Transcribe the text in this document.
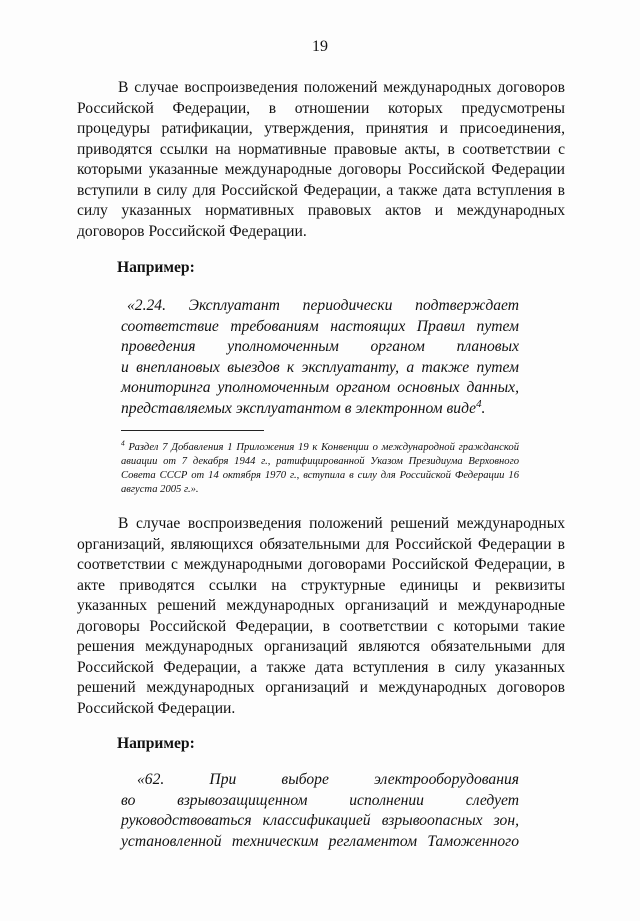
19

В случае воспроизведения положений международных договоров Российской Федерации, в отношении которых предусмотрены процедуры ратификации, утверждения, принятия и присоединения, приводятся ссылки на нормативные правовые акты, в соответствии с которыми указанные международные договоры Российской Федерации вступили в силу для Российской Федерации, а также дата вступления в силу указанных нормативных правовых актов и международных договоров Российской Федерации.

Например:
«2.24. Эксплуатант периодически подтверждает
соответствие требованиям настоящих Правил путем
проведения уполномоченным органом плановых
и внеплановых выездов к эксплуатанту, а также путем
мониторинга уполномоченным органом основных данных,
представляемых эксплуатантом в электронном виде$^4$.

$^4$ Раздел 7 Добавления 1 Приложения 19 к Конвенции о международной гражданской авиации от 7 декабря 1944 г., ратифицированной Указом Президиума Верховного Совета СССР от 14 октября 1970 г., вступила в силу для Российской Федерации 16 августа 2005 г.».

В случае воспроизведения положений решений международных организаций, являющихся обязательными для Российской Федерации в соответствии с международными договорами Российской Федерации, в акте приводятся ссылки на структурные единицы и реквизиты указанных решений международных организаций и международные договоры Российской Федерации, в соответствии с которыми такие решения международных организаций являются обязательными для Российской Федерации, а также дата вступления в силу указанных решений международных организаций и международных договоров Российской Федерации.

Например:
«62. При выборе электрооборудования
во взрывозащищенном исполнении следует
руководствоваться классификацией взрывоопасных зон,
установленной техническим регламентом Таможенного
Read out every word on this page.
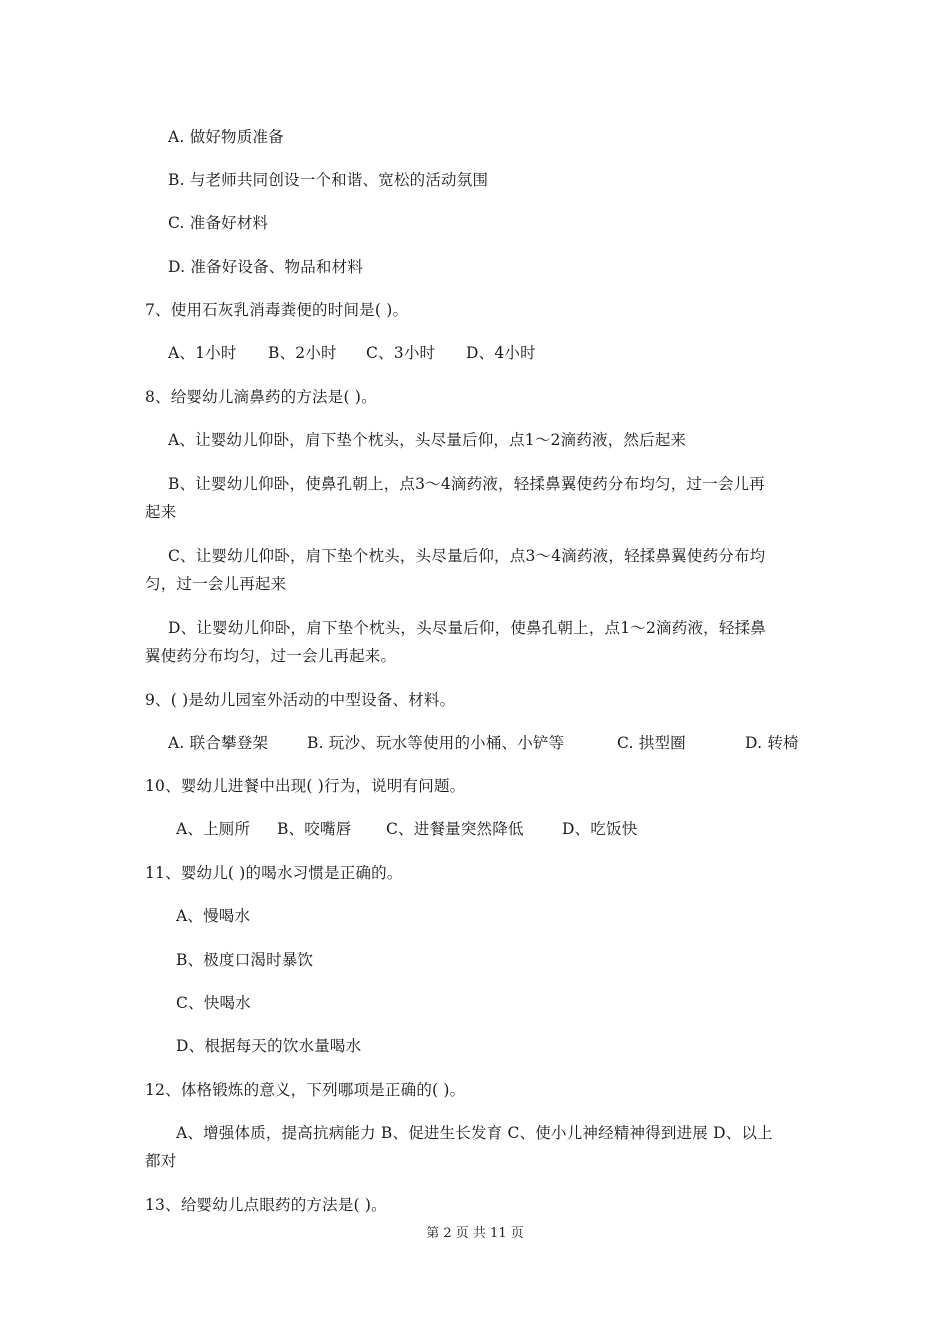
A. 做好物质准备
B. 与老师共同创设一个和谐、宽松的活动氛围
C. 准备好材料
D. 准备好设备、物品和材料
7、使用石灰乳消毒粪便的时间是( )。
A、1小时 B、2小时 C、3小时 D、4小时
8、给婴幼儿滴鼻药的方法是( )。
A、让婴幼儿仰卧，肩下垫个枕头，头尽量后仰，点1～2滴药液，然后起来
B、让婴幼儿仰卧，使鼻孔朝上，点3～4滴药液，轻揉鼻翼使药分布均匀，过一会儿再
起来
C、让婴幼儿仰卧，肩下垫个枕头，头尽量后仰，点3～4滴药液，轻揉鼻翼使药分布均
匀，过一会儿再起来
D、让婴幼儿仰卧，肩下垫个枕头，头尽量后仰，使鼻孔朝上，点1～2滴药液，轻揉鼻
翼使药分布均匀，过一会儿再起来。
9、( )是幼儿园室外活动的中型设备、材料。
A. 联合攀登架	B. 玩沙、玩水等使用的小桶、小铲等	C. 拱型圈	D. 转椅
10、婴幼儿进餐中出现( )行为，说明有问题。
A、上厕所 B、咬嘴唇 C、进餐量突然降低 D、吃饭快
11、婴幼儿( )的喝水习惯是正确的。
A、慢喝水
B、极度口渴时暴饮
C、快喝水
D、根据每天的饮水量喝水
12、体格锻炼的意义，下列哪项是正确的( )。
A、增强体质，提高抗病能力 B、促进生长发育 C、使小儿神经精神得到进展 D、以上
都对
13、给婴幼儿点眼药的方法是( )。
第 2 页 共 11 页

**********

» **EXERCISE AIM**: Lines in the records that hold the word "头尽量后仰" are to be counted; give only the total.

» **CORRECT RESULT**: 3